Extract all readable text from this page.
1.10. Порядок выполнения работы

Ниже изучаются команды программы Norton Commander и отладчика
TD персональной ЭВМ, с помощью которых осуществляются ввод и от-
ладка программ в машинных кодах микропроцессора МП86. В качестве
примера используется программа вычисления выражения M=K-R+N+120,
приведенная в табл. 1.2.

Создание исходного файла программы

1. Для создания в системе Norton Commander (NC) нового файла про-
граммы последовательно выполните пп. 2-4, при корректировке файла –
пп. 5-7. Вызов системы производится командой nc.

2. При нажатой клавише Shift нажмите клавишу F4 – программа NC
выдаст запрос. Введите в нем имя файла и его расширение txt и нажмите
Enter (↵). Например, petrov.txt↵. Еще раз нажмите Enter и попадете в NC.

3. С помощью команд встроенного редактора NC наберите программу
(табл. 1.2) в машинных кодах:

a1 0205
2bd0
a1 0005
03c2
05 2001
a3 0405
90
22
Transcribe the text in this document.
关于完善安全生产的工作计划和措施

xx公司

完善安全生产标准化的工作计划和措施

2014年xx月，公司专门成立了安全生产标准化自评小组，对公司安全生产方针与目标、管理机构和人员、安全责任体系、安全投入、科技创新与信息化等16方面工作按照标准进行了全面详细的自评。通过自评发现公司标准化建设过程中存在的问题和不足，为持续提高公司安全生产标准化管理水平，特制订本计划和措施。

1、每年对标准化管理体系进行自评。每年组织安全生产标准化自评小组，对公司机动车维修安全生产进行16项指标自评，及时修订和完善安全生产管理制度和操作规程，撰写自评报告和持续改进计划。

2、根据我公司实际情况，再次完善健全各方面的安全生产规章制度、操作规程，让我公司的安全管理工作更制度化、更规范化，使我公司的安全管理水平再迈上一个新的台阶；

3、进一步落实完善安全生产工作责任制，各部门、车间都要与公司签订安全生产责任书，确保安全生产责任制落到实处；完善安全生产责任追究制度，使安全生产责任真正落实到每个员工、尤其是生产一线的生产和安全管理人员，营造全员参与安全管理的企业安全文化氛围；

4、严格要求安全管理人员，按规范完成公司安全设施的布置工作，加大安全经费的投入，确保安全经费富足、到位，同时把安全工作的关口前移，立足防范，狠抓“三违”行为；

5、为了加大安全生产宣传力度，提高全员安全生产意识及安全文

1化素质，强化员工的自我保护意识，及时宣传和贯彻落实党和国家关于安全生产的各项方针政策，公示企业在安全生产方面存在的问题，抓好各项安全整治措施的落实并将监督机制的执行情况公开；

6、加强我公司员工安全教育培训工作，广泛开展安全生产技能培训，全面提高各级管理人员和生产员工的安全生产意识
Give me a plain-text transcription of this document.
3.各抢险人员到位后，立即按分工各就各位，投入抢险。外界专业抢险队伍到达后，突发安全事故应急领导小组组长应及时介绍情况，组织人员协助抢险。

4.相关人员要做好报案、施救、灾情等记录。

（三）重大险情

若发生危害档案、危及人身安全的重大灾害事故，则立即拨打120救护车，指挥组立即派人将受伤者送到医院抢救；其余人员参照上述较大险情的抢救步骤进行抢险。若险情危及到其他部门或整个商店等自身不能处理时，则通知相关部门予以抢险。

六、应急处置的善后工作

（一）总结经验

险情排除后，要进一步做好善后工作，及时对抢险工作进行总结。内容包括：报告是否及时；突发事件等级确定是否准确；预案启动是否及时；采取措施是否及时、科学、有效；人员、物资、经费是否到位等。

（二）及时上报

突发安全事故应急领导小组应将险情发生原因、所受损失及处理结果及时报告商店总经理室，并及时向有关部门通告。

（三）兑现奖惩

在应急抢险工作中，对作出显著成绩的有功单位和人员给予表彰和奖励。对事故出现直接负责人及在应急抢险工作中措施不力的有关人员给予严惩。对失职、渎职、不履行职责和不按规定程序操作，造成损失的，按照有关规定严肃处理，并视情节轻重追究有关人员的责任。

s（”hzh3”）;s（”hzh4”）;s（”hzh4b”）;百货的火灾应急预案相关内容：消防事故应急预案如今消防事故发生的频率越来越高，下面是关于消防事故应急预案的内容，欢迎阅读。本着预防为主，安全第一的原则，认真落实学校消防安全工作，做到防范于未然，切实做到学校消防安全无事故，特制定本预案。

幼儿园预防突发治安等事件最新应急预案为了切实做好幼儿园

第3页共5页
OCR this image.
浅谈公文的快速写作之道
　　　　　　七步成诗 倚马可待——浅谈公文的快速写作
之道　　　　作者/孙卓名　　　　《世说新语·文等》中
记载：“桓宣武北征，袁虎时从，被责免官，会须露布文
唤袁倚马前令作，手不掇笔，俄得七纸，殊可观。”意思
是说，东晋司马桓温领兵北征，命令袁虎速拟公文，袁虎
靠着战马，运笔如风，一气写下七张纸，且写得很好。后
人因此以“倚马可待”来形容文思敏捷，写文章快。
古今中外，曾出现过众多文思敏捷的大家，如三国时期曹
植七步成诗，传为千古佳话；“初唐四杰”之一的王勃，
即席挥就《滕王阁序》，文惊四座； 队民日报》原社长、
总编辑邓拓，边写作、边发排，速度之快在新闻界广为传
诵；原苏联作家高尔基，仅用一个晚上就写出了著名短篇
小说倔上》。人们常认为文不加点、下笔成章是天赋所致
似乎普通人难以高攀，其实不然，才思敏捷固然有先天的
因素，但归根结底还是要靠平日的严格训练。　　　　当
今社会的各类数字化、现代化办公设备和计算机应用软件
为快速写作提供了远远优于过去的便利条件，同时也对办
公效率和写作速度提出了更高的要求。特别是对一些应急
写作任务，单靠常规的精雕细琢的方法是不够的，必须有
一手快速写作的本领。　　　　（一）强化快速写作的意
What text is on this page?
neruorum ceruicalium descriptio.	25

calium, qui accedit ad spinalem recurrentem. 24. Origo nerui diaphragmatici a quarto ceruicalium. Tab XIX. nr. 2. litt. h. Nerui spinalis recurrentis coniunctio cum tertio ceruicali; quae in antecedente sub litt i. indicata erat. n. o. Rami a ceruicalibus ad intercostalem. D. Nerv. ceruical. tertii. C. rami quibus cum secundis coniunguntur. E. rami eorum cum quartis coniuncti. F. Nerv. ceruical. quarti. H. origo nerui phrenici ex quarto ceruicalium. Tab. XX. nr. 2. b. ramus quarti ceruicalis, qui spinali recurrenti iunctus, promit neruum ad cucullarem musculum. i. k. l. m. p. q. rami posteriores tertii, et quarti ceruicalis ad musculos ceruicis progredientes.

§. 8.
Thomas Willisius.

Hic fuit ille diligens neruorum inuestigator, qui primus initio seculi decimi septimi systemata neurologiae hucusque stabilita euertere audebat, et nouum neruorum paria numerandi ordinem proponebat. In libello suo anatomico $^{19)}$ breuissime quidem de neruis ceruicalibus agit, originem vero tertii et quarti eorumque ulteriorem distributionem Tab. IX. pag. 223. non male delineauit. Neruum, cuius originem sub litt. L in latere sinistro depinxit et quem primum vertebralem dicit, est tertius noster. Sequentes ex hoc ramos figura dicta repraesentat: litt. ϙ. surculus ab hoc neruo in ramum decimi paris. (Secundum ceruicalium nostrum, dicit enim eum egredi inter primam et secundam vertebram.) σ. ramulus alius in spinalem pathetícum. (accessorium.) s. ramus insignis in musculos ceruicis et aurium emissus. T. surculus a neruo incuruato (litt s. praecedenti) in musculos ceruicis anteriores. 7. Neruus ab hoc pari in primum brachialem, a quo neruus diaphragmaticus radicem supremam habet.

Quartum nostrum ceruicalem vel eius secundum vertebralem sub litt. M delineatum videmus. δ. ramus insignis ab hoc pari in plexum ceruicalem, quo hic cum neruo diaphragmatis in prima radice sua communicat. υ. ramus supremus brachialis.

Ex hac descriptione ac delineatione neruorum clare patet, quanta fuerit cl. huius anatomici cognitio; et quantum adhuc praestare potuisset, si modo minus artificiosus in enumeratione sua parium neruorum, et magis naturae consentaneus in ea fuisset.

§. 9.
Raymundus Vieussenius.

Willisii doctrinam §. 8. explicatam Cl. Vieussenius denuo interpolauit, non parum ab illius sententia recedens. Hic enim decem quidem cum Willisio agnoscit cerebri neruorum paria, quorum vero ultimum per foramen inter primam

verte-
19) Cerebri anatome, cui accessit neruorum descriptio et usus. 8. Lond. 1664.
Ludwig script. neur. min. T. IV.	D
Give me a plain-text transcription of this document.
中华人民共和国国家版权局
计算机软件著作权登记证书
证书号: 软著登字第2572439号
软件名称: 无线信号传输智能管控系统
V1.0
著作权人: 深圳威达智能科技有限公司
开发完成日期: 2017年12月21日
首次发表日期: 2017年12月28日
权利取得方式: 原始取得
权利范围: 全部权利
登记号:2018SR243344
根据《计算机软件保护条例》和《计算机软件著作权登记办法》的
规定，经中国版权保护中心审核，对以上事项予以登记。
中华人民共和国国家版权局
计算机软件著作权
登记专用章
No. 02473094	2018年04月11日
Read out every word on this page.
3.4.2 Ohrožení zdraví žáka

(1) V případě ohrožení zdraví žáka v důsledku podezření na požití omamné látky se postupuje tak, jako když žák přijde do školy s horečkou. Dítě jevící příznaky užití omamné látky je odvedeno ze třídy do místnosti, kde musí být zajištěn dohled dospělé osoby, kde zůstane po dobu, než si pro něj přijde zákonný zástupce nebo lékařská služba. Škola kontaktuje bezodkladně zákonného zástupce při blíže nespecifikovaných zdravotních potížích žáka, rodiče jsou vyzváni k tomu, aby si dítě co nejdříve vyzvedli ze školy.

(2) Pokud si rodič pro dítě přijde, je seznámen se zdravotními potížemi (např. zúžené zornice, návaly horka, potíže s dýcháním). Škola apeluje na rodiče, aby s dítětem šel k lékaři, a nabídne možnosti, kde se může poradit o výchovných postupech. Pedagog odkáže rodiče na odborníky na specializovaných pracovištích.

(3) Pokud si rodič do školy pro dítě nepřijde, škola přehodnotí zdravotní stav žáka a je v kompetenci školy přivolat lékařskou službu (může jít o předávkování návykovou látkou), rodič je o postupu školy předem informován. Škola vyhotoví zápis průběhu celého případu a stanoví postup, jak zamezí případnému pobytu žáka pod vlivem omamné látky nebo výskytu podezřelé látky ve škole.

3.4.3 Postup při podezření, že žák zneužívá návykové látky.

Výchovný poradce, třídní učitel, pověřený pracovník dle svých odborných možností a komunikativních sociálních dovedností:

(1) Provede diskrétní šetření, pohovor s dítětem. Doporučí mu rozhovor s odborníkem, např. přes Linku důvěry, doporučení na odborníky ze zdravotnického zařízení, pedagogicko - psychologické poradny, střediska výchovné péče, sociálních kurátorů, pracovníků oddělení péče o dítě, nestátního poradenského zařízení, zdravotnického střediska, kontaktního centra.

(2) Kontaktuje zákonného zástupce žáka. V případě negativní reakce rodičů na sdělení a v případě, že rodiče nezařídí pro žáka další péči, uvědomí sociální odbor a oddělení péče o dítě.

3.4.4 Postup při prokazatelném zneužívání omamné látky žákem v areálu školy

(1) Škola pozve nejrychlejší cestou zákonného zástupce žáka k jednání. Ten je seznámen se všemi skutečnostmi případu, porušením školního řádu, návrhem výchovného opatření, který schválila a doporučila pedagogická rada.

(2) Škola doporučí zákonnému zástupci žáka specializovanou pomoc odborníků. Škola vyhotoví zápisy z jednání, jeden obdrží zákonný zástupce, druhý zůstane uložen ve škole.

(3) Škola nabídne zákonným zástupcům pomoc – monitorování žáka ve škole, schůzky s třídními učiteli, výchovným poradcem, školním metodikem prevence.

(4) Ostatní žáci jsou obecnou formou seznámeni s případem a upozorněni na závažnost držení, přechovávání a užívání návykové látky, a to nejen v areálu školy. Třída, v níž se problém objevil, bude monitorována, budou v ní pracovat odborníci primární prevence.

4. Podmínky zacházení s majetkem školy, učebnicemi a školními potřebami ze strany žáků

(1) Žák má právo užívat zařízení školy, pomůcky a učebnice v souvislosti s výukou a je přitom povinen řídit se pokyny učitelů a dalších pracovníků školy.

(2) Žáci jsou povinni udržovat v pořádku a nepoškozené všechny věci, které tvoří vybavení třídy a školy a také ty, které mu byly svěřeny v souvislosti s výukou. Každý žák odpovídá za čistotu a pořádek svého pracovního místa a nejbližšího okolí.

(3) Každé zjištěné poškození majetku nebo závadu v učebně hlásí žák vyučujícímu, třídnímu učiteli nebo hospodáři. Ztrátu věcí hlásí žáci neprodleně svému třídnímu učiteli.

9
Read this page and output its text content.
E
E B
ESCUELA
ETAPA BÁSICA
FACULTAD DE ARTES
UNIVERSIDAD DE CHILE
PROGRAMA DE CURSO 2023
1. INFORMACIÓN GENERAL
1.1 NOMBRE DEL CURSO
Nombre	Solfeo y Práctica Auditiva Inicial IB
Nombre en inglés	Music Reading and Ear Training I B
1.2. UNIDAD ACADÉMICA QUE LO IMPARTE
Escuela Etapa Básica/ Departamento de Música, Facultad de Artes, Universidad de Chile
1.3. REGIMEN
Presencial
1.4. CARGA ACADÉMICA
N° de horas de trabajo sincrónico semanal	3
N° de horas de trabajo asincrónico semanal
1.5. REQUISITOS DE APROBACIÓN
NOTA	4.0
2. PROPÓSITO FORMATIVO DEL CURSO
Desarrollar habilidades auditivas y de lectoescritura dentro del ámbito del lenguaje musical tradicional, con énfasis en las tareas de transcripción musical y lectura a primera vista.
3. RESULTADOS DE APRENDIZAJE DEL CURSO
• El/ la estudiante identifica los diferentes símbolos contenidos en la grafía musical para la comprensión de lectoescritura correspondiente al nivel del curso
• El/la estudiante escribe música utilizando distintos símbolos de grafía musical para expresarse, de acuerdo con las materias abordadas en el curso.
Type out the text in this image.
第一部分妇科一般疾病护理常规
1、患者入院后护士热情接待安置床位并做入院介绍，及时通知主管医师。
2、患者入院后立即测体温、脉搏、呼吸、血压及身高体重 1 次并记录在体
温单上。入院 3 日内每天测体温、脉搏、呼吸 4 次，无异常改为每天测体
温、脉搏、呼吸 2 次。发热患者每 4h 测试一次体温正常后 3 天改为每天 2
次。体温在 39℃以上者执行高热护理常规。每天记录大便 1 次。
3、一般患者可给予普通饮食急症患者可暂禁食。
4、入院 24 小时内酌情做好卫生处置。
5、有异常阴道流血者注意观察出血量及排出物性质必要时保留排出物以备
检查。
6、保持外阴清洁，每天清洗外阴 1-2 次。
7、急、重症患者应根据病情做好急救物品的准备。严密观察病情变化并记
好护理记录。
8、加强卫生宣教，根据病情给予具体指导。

----

* [Directive]
Find the line containing "Read this page and output its text content.", then output it and every line after it to the end of the data, exactly.

* [Solution to this exercise]
Read this page and output its text content.
E
E B
ESCUELA
ETAPA BÁSICA
FACULTAD DE ARTES
UNIVERSIDAD DE CHILE
PROGRAMA DE CURSO 2023
1. INFORMACIÓN GENERAL
1.1 NOMBRE DEL CURSO
Nombre	Solfeo y Práctica Auditiva Inicial IB
Nombre en inglés	Music Reading and Ear Training I B
1.2. UNIDAD ACADÉMICA QUE LO IMPARTE
Escuela Etapa Básica/ Departamento de Música, Facultad de Artes, Universidad de Chile
1.3. REGIMEN
Presencial
1.4. CARGA ACADÉMICA
N° de horas de trabajo sincrónico semanal	3
N° de horas de trabajo asincrónico semanal
1.5. REQUISITOS DE APROBACIÓN
NOTA	4.0
2. PROPÓSITO FORMATIVO DEL CURSO
Desarrollar habilidades auditivas y de lectoescritura dentro del ámbito del lenguaje musical tradicional, con énfasis en las tareas de transcripción musical y lectura a primera vista.
3. RESULTADOS DE APRENDIZAJE DEL CURSO
• El/ la estudiante identifica los diferentes símbolos contenidos en la grafía musical para la comprensión de lectoescritura correspondiente al nivel del curso
• El/la estudiante escribe música utilizando distintos símbolos de grafía musical para expresarse, de acuerdo con las materias abordadas en el curso.
Type out the text in this image.
第一部分妇科一般疾病护理常规
1、患者入院后护士热情接待安置床位并做入院介绍，及时通知主管医师。
2、患者入院后立即测体温、脉搏、呼吸、血压及身高体重 1 次并记录在体
温单上。入院 3 日内每天测体温、脉搏、呼吸 4 次，无异常改为每天测体
温、脉搏、呼吸 2 次。发热患者每 4h 测试一次体温正常后 3 天改为每天 2
次。体温在 39℃以上者执行高热护理常规。每天记录大便 1 次。
3、一般患者可给予普通饮食急症患者可暂禁食。
4、入院 24 小时内酌情做好卫生处置。
5、有异常阴道流血者注意观察出血量及排出物性质必要时保留排出物以备
检查。
6、保持外阴清洁，每天清洗外阴 1-2 次。
7、急、重症患者应根据病情做好急救物品的准备。严密观察病情变化并记
好护理记录。
8、加强卫生宣教，根据病情给予具体指导。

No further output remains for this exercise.